§ **Short task**:
Search the data below for the string "MOFI". Extract every line that contains it.

[Entries with figure data]
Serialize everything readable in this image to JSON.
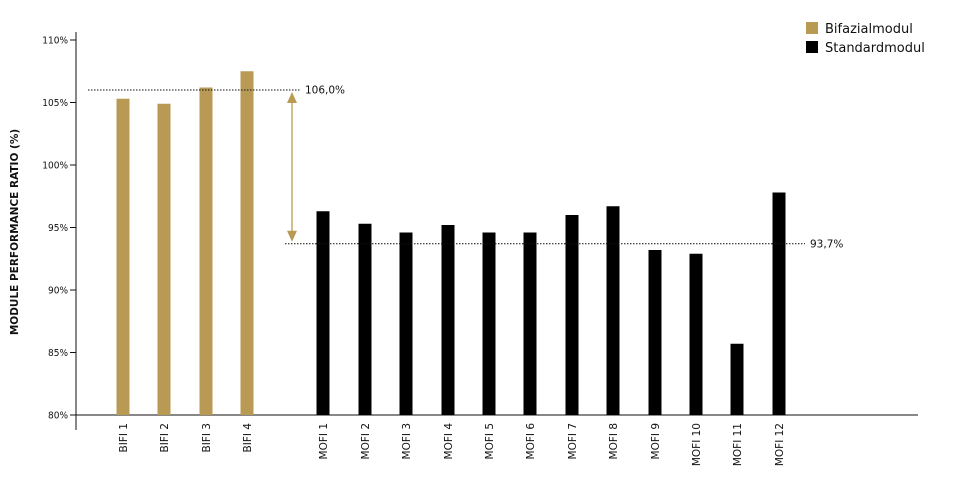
{
  "chart_data": {
    "type": "bar",
    "ylabel": "MODULE PERFORMANCE RATIO (%)",
    "ylim": [
      80,
      110
    ],
    "yticks": [
      "80%",
      "85%",
      "90%",
      "95%",
      "100%",
      "105%",
      "110%"
    ],
    "ytick_values": [
      80,
      85,
      90,
      95,
      100,
      105,
      110
    ],
    "grid": false,
    "legend_position": "top-right",
    "series": [
      {
        "name": "Bifazialmodul",
        "color": "#b89a55",
        "categories": [
          "BIFI 1",
          "BIFI 2",
          "BIFI 3",
          "BIFI 4"
        ],
        "values": [
          105.3,
          104.9,
          106.2,
          107.5
        ]
      },
      {
        "name": "Standardmodul",
        "color": "#000000",
        "categories": [
          "MOFI 1",
          "MOFI 2",
          "MOFI 3",
          "MOFI 4",
          "MOFI 5",
          "MOFI 6",
          "MOFI 7",
          "MOFI 8",
          "MOFI 9",
          "MOFI 10",
          "MOFI 11",
          "MOFI 12"
        ],
        "values": [
          96.3,
          95.3,
          94.6,
          95.2,
          94.6,
          94.6,
          96.0,
          96.7,
          93.2,
          92.9,
          85.7,
          97.8
        ]
      }
    ],
    "reference_lines": [
      {
        "value": 106.0,
        "label": "106,0%"
      },
      {
        "value": 93.7,
        "label": "93,7%"
      }
    ],
    "arrow_color": "#b89a55"
  }
}
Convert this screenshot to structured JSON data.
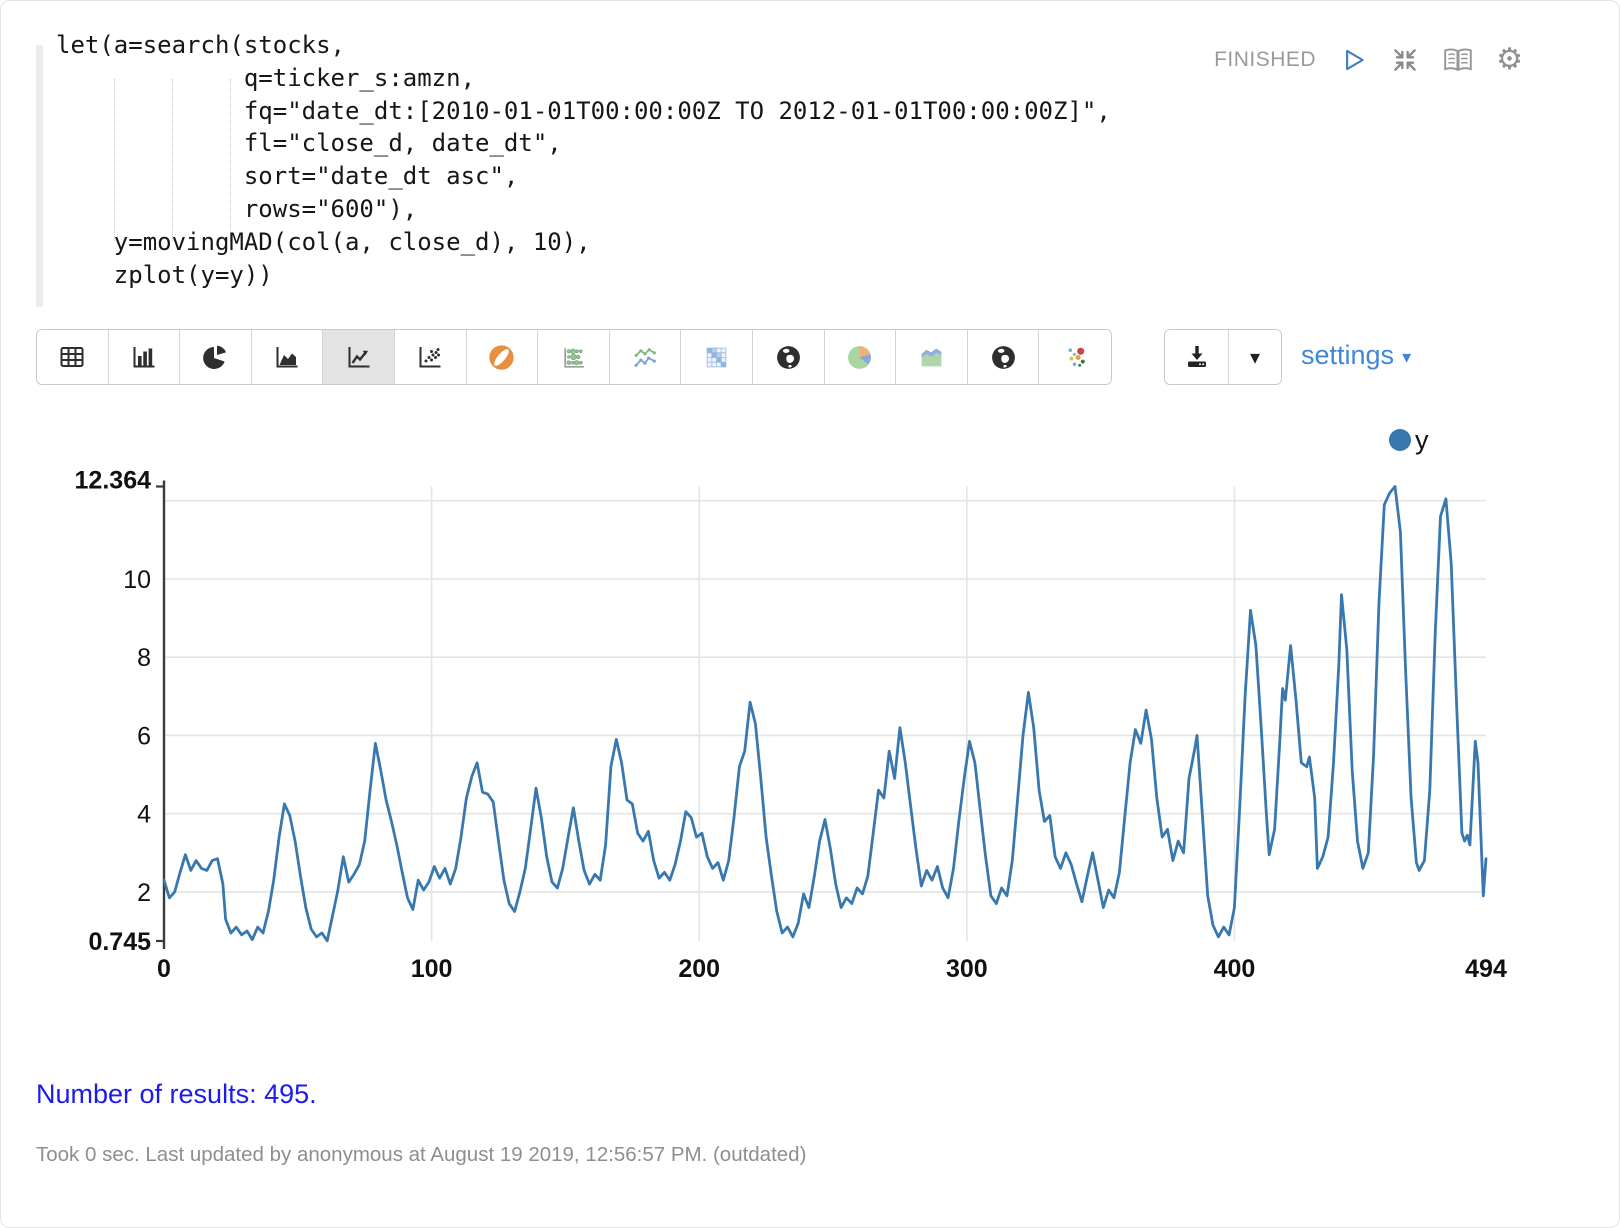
{
  "paragraph": {
    "code": "let(a=search(stocks,\n             q=ticker_s:amzn,\n             fq=\"date_dt:[2010-01-01T00:00:00Z TO 2012-01-01T00:00:00Z]\",\n             fl=\"close_d, date_dt\",\n             sort=\"date_dt asc\",\n             rows=\"600\"),\n    y=movingMAD(col(a, close_d), 10),\n    zplot(y=y))",
    "status": "FINISHED",
    "control_icons": [
      "play-icon",
      "compress-icon",
      "book-icon",
      "gear-icon"
    ]
  },
  "toolbar": {
    "chart_types": [
      {
        "name": "table",
        "selected": false
      },
      {
        "name": "bar-chart",
        "selected": false
      },
      {
        "name": "pie-chart",
        "selected": false
      },
      {
        "name": "area-chart",
        "selected": false
      },
      {
        "name": "line-chart",
        "selected": true
      },
      {
        "name": "scatter-chart",
        "selected": false
      },
      {
        "name": "globe-orange",
        "selected": false
      },
      {
        "name": "bubble-matrix",
        "selected": false
      },
      {
        "name": "multi-line",
        "selected": false
      },
      {
        "name": "heatmap",
        "selected": false
      },
      {
        "name": "globe-black",
        "selected": false
      },
      {
        "name": "pie-color",
        "selected": false
      },
      {
        "name": "area-color",
        "selected": false
      },
      {
        "name": "globe-black-2",
        "selected": false
      },
      {
        "name": "scatter-color",
        "selected": false
      }
    ],
    "download_icon": "download-icon",
    "download_caret": "▾",
    "settings_label": "settings",
    "settings_caret": "▾"
  },
  "chart_data": {
    "type": "line",
    "title": "",
    "xlabel": "",
    "ylabel": "",
    "xlim": [
      0,
      494
    ],
    "ylim": [
      0.745,
      12.364
    ],
    "x_gridlines": [
      100,
      200,
      300,
      400
    ],
    "y_gridlines": [
      2,
      4,
      6,
      8,
      10,
      12
    ],
    "xticks": [
      {
        "v": 0,
        "label": "0",
        "bold": true
      },
      {
        "v": 100,
        "label": "100",
        "bold": true
      },
      {
        "v": 200,
        "label": "200",
        "bold": true
      },
      {
        "v": 300,
        "label": "300",
        "bold": true
      },
      {
        "v": 400,
        "label": "400",
        "bold": true
      },
      {
        "v": 494,
        "label": "494",
        "bold": true
      }
    ],
    "yticks": [
      {
        "v": 12.364,
        "label": "12.364",
        "bold": true,
        "dy": 2
      },
      {
        "v": 10,
        "label": "10",
        "bold": false,
        "dy": 9
      },
      {
        "v": 8,
        "label": "8",
        "bold": false,
        "dy": 9
      },
      {
        "v": 6,
        "label": "6",
        "bold": false,
        "dy": 9
      },
      {
        "v": 4,
        "label": "4",
        "bold": false,
        "dy": 9
      },
      {
        "v": 2,
        "label": "2",
        "bold": false,
        "dy": 9
      },
      {
        "v": 0.745,
        "label": "0.745",
        "bold": true,
        "dy": 9
      }
    ],
    "legend": {
      "label": "y",
      "position": "top-right"
    },
    "series": [
      {
        "name": "y",
        "color": "#3878af",
        "points": [
          [
            0,
            2.3
          ],
          [
            2,
            1.85
          ],
          [
            4,
            2.0
          ],
          [
            6,
            2.5
          ],
          [
            8,
            2.95
          ],
          [
            10,
            2.55
          ],
          [
            12,
            2.8
          ],
          [
            14,
            2.6
          ],
          [
            16,
            2.55
          ],
          [
            18,
            2.8
          ],
          [
            20,
            2.85
          ],
          [
            22,
            2.2
          ],
          [
            23,
            1.3
          ],
          [
            25,
            0.95
          ],
          [
            27,
            1.1
          ],
          [
            29,
            0.9
          ],
          [
            31,
            1.0
          ],
          [
            33,
            0.78
          ],
          [
            35,
            1.1
          ],
          [
            37,
            0.95
          ],
          [
            39,
            1.5
          ],
          [
            41,
            2.3
          ],
          [
            43,
            3.4
          ],
          [
            45,
            4.25
          ],
          [
            47,
            3.95
          ],
          [
            49,
            3.3
          ],
          [
            51,
            2.4
          ],
          [
            53,
            1.6
          ],
          [
            55,
            1.05
          ],
          [
            57,
            0.85
          ],
          [
            59,
            0.95
          ],
          [
            61,
            0.75
          ],
          [
            63,
            1.4
          ],
          [
            65,
            2.05
          ],
          [
            67,
            2.9
          ],
          [
            69,
            2.25
          ],
          [
            71,
            2.45
          ],
          [
            73,
            2.7
          ],
          [
            75,
            3.3
          ],
          [
            77,
            4.6
          ],
          [
            79,
            5.8
          ],
          [
            81,
            5.1
          ],
          [
            83,
            4.35
          ],
          [
            85,
            3.8
          ],
          [
            87,
            3.2
          ],
          [
            89,
            2.5
          ],
          [
            91,
            1.85
          ],
          [
            93,
            1.55
          ],
          [
            95,
            2.3
          ],
          [
            97,
            2.05
          ],
          [
            99,
            2.25
          ],
          [
            101,
            2.65
          ],
          [
            103,
            2.35
          ],
          [
            105,
            2.6
          ],
          [
            107,
            2.2
          ],
          [
            109,
            2.6
          ],
          [
            111,
            3.4
          ],
          [
            113,
            4.4
          ],
          [
            115,
            4.95
          ],
          [
            117,
            5.3
          ],
          [
            119,
            4.55
          ],
          [
            121,
            4.5
          ],
          [
            123,
            4.3
          ],
          [
            125,
            3.3
          ],
          [
            127,
            2.3
          ],
          [
            129,
            1.7
          ],
          [
            131,
            1.5
          ],
          [
            133,
            2.0
          ],
          [
            135,
            2.6
          ],
          [
            137,
            3.6
          ],
          [
            139,
            4.65
          ],
          [
            141,
            3.9
          ],
          [
            143,
            2.9
          ],
          [
            145,
            2.25
          ],
          [
            147,
            2.1
          ],
          [
            149,
            2.6
          ],
          [
            151,
            3.4
          ],
          [
            153,
            4.15
          ],
          [
            155,
            3.3
          ],
          [
            157,
            2.55
          ],
          [
            159,
            2.2
          ],
          [
            161,
            2.45
          ],
          [
            163,
            2.3
          ],
          [
            165,
            3.2
          ],
          [
            167,
            5.2
          ],
          [
            169,
            5.9
          ],
          [
            171,
            5.3
          ],
          [
            173,
            4.35
          ],
          [
            175,
            4.25
          ],
          [
            177,
            3.5
          ],
          [
            179,
            3.3
          ],
          [
            181,
            3.55
          ],
          [
            183,
            2.8
          ],
          [
            185,
            2.35
          ],
          [
            187,
            2.5
          ],
          [
            189,
            2.3
          ],
          [
            191,
            2.7
          ],
          [
            193,
            3.3
          ],
          [
            195,
            4.05
          ],
          [
            197,
            3.9
          ],
          [
            199,
            3.4
          ],
          [
            201,
            3.5
          ],
          [
            203,
            2.9
          ],
          [
            205,
            2.6
          ],
          [
            207,
            2.75
          ],
          [
            209,
            2.3
          ],
          [
            211,
            2.8
          ],
          [
            213,
            3.9
          ],
          [
            215,
            5.2
          ],
          [
            217,
            5.6
          ],
          [
            219,
            6.85
          ],
          [
            221,
            6.3
          ],
          [
            223,
            4.9
          ],
          [
            225,
            3.4
          ],
          [
            227,
            2.4
          ],
          [
            229,
            1.5
          ],
          [
            231,
            0.95
          ],
          [
            233,
            1.1
          ],
          [
            235,
            0.85
          ],
          [
            237,
            1.2
          ],
          [
            239,
            1.95
          ],
          [
            241,
            1.6
          ],
          [
            243,
            2.4
          ],
          [
            245,
            3.3
          ],
          [
            247,
            3.85
          ],
          [
            249,
            3.1
          ],
          [
            251,
            2.2
          ],
          [
            253,
            1.6
          ],
          [
            255,
            1.85
          ],
          [
            257,
            1.7
          ],
          [
            259,
            2.1
          ],
          [
            261,
            1.95
          ],
          [
            263,
            2.4
          ],
          [
            265,
            3.5
          ],
          [
            267,
            4.6
          ],
          [
            269,
            4.4
          ],
          [
            271,
            5.6
          ],
          [
            273,
            4.9
          ],
          [
            275,
            6.2
          ],
          [
            277,
            5.3
          ],
          [
            279,
            4.2
          ],
          [
            281,
            3.1
          ],
          [
            283,
            2.15
          ],
          [
            285,
            2.55
          ],
          [
            287,
            2.3
          ],
          [
            289,
            2.65
          ],
          [
            291,
            2.1
          ],
          [
            293,
            1.85
          ],
          [
            295,
            2.6
          ],
          [
            297,
            3.8
          ],
          [
            299,
            4.9
          ],
          [
            301,
            5.85
          ],
          [
            303,
            5.3
          ],
          [
            305,
            4.1
          ],
          [
            307,
            2.9
          ],
          [
            309,
            1.9
          ],
          [
            311,
            1.7
          ],
          [
            313,
            2.1
          ],
          [
            315,
            1.9
          ],
          [
            317,
            2.8
          ],
          [
            319,
            4.4
          ],
          [
            321,
            6.0
          ],
          [
            323,
            7.1
          ],
          [
            325,
            6.2
          ],
          [
            327,
            4.6
          ],
          [
            329,
            3.8
          ],
          [
            331,
            3.95
          ],
          [
            333,
            2.9
          ],
          [
            335,
            2.6
          ],
          [
            337,
            3.0
          ],
          [
            339,
            2.7
          ],
          [
            341,
            2.2
          ],
          [
            343,
            1.75
          ],
          [
            345,
            2.4
          ],
          [
            347,
            3.0
          ],
          [
            349,
            2.3
          ],
          [
            351,
            1.6
          ],
          [
            353,
            2.05
          ],
          [
            355,
            1.85
          ],
          [
            357,
            2.5
          ],
          [
            359,
            3.9
          ],
          [
            361,
            5.3
          ],
          [
            363,
            6.15
          ],
          [
            365,
            5.8
          ],
          [
            367,
            6.65
          ],
          [
            369,
            5.9
          ],
          [
            371,
            4.4
          ],
          [
            373,
            3.4
          ],
          [
            375,
            3.6
          ],
          [
            377,
            2.8
          ],
          [
            379,
            3.3
          ],
          [
            381,
            3.0
          ],
          [
            383,
            4.9
          ],
          [
            385,
            5.6
          ],
          [
            386,
            6.0
          ],
          [
            388,
            4.0
          ],
          [
            390,
            1.9
          ],
          [
            392,
            1.15
          ],
          [
            394,
            0.85
          ],
          [
            396,
            1.1
          ],
          [
            398,
            0.9
          ],
          [
            400,
            1.6
          ],
          [
            402,
            4.2
          ],
          [
            404,
            7.0
          ],
          [
            406,
            9.2
          ],
          [
            408,
            8.3
          ],
          [
            410,
            6.2
          ],
          [
            412,
            3.9
          ],
          [
            413,
            2.95
          ],
          [
            415,
            3.6
          ],
          [
            417,
            5.9
          ],
          [
            418,
            7.2
          ],
          [
            419,
            6.9
          ],
          [
            421,
            8.3
          ],
          [
            423,
            6.9
          ],
          [
            425,
            5.3
          ],
          [
            427,
            5.2
          ],
          [
            428,
            5.45
          ],
          [
            430,
            4.4
          ],
          [
            431,
            2.6
          ],
          [
            433,
            2.9
          ],
          [
            435,
            3.4
          ],
          [
            437,
            5.3
          ],
          [
            439,
            7.8
          ],
          [
            440,
            9.6
          ],
          [
            442,
            8.2
          ],
          [
            444,
            5.1
          ],
          [
            446,
            3.3
          ],
          [
            448,
            2.6
          ],
          [
            450,
            3.0
          ],
          [
            452,
            5.5
          ],
          [
            454,
            9.4
          ],
          [
            456,
            11.9
          ],
          [
            458,
            12.2
          ],
          [
            460,
            12.364
          ],
          [
            462,
            11.2
          ],
          [
            464,
            7.6
          ],
          [
            466,
            4.4
          ],
          [
            468,
            2.75
          ],
          [
            469,
            2.55
          ],
          [
            471,
            2.8
          ],
          [
            473,
            4.6
          ],
          [
            475,
            8.6
          ],
          [
            477,
            11.6
          ],
          [
            479,
            12.05
          ],
          [
            481,
            10.4
          ],
          [
            483,
            6.8
          ],
          [
            485,
            3.5
          ],
          [
            486,
            3.3
          ],
          [
            487,
            3.45
          ],
          [
            488,
            3.2
          ],
          [
            490,
            5.85
          ],
          [
            491,
            5.3
          ],
          [
            493,
            1.9
          ],
          [
            494,
            2.85
          ]
        ]
      }
    ]
  },
  "results": {
    "text": "Number of results: 495."
  },
  "footer": {
    "text": "Took 0 sec. Last updated by anonymous at August 19 2019, 12:56:57 PM. (outdated)"
  },
  "colors": {
    "line": "#3878af",
    "grid": "#e4e4e4",
    "axis": "#3a3a3a",
    "status_text": "#9a9a9a",
    "settings_link": "#4186d8",
    "results_text": "#1b1bee",
    "footer_text": "#8e8e8e"
  }
}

§ **Reply**:
          "MOFI 1",
          "MOFI 2",
          "MOFI 3",
          "MOFI 4",
          "MOFI 5",
          "MOFI 6",
          "MOFI 7",
          "MOFI 8",
          "MOFI 9",
          "MOFI 10",
          "MOFI 11",
          "MOFI 12"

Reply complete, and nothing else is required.